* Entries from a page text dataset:
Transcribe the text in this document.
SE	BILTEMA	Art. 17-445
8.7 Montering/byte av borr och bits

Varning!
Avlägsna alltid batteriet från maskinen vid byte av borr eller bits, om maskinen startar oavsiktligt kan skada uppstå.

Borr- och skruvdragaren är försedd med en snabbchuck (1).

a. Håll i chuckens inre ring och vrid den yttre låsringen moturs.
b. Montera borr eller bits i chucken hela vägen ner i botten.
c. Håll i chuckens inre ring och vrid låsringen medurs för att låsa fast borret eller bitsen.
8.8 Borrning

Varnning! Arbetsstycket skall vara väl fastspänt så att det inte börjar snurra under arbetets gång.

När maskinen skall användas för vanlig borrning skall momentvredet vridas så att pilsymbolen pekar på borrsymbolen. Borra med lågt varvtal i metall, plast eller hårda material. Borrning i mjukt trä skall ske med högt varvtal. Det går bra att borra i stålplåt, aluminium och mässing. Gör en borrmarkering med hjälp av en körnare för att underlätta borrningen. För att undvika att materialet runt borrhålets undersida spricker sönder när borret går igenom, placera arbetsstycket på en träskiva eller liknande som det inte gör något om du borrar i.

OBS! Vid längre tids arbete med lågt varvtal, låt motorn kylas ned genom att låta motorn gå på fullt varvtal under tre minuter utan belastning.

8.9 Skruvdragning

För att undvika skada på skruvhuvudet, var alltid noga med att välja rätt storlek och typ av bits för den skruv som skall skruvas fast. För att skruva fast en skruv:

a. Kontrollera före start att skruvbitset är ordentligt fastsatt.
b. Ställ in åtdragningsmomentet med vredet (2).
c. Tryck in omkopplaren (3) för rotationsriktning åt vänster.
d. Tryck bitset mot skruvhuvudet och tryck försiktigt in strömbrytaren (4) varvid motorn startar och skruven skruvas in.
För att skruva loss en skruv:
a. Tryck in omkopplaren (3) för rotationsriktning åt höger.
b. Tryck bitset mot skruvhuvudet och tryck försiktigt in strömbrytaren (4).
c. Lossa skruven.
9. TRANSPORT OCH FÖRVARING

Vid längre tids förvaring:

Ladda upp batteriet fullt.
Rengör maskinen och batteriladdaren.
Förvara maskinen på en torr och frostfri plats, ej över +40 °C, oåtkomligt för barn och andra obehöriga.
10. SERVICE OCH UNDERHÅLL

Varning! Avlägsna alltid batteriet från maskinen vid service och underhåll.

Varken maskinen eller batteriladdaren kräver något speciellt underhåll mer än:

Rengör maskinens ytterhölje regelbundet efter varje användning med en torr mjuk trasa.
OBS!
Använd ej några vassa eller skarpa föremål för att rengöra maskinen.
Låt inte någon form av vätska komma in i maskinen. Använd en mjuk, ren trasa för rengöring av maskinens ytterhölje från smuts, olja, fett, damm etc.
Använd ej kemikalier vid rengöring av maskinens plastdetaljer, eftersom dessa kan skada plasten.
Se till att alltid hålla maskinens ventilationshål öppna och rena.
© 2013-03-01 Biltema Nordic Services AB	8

* TASK INSTRUCTIONS:
Quote every entry exactly.

* OUTPUT BELOW:
Transcribe the text in this document.
SE	BILTEMA	Art. 17-445
8.7 Montering/byte av borr och bits

Varning!
Avlägsna alltid batteriet från maskinen vid byte av borr eller bits, om maskinen startar oavsiktligt kan skada uppstå.

Borr- och skruvdragaren är försedd med en snabbchuck (1).

a. Håll i chuckens inre ring och vrid den yttre låsringen moturs.
b. Montera borr eller bits i chucken hela vägen ner i botten.
c. Håll i chuckens inre ring och vrid låsringen medurs för att låsa fast borret eller bitsen.
8.8 Borrning

Varnning! Arbetsstycket skall vara väl fastspänt så att det inte börjar snurra under arbetets gång.

När maskinen skall användas för vanlig borrning skall momentvredet vridas så att pilsymbolen pekar på borrsymbolen. Borra med lågt varvtal i metall, plast eller hårda material. Borrning i mjukt trä skall ske med högt varvtal. Det går bra att borra i stålplåt, aluminium och mässing. Gör en borrmarkering med hjälp av en körnare för att underlätta borrningen. För att undvika att materialet runt borrhålets undersida spricker sönder när borret går igenom, placera arbetsstycket på en träskiva eller liknande som det inte gör något om du borrar i.

OBS! Vid längre tids arbete med lågt varvtal, låt motorn kylas ned genom att låta motorn gå på fullt varvtal under tre minuter utan belastning.

8.9 Skruvdragning

För att undvika skada på skruvhuvudet, var alltid noga med att välja rätt storlek och typ av bits för den skruv som skall skruvas fast. För att skruva fast en skruv:

a. Kontrollera före start att skruvbitset är ordentligt fastsatt.
b. Ställ in åtdragningsmomentet med vredet (2).
c. Tryck in omkopplaren (3) för rotationsriktning åt vänster.
d. Tryck bitset mot skruvhuvudet och tryck försiktigt in strömbrytaren (4) varvid motorn startar och skruven skruvas in.
För att skruva loss en skruv:
a. Tryck in omkopplaren (3) för rotationsriktning åt höger.
b. Tryck bitset mot skruvhuvudet och tryck försiktigt in strömbrytaren (4).
c. Lossa skruven.
9. TRANSPORT OCH FÖRVARING

Vid längre tids förvaring:

Ladda upp batteriet fullt.
Rengör maskinen och batteriladdaren.
Förvara maskinen på en torr och frostfri plats, ej över +40 °C, oåtkomligt för barn och andra obehöriga.
10. SERVICE OCH UNDERHÅLL

Varning! Avlägsna alltid batteriet från maskinen vid service och underhåll.

Varken maskinen eller batteriladdaren kräver något speciellt underhåll mer än:

Rengör maskinens ytterhölje regelbundet efter varje användning med en torr mjuk trasa.
OBS!
Använd ej några vassa eller skarpa föremål för att rengöra maskinen.
Låt inte någon form av vätska komma in i maskinen. Använd en mjuk, ren trasa för rengöring av maskinens ytterhölje från smuts, olja, fett, damm etc.
Använd ej kemikalier vid rengöring av maskinens plastdetaljer, eftersom dessa kan skada plasten.
Se till att alltid hålla maskinens ventilationshål öppna och rena.
© 2013-03-01 Biltema Nordic Services AB	8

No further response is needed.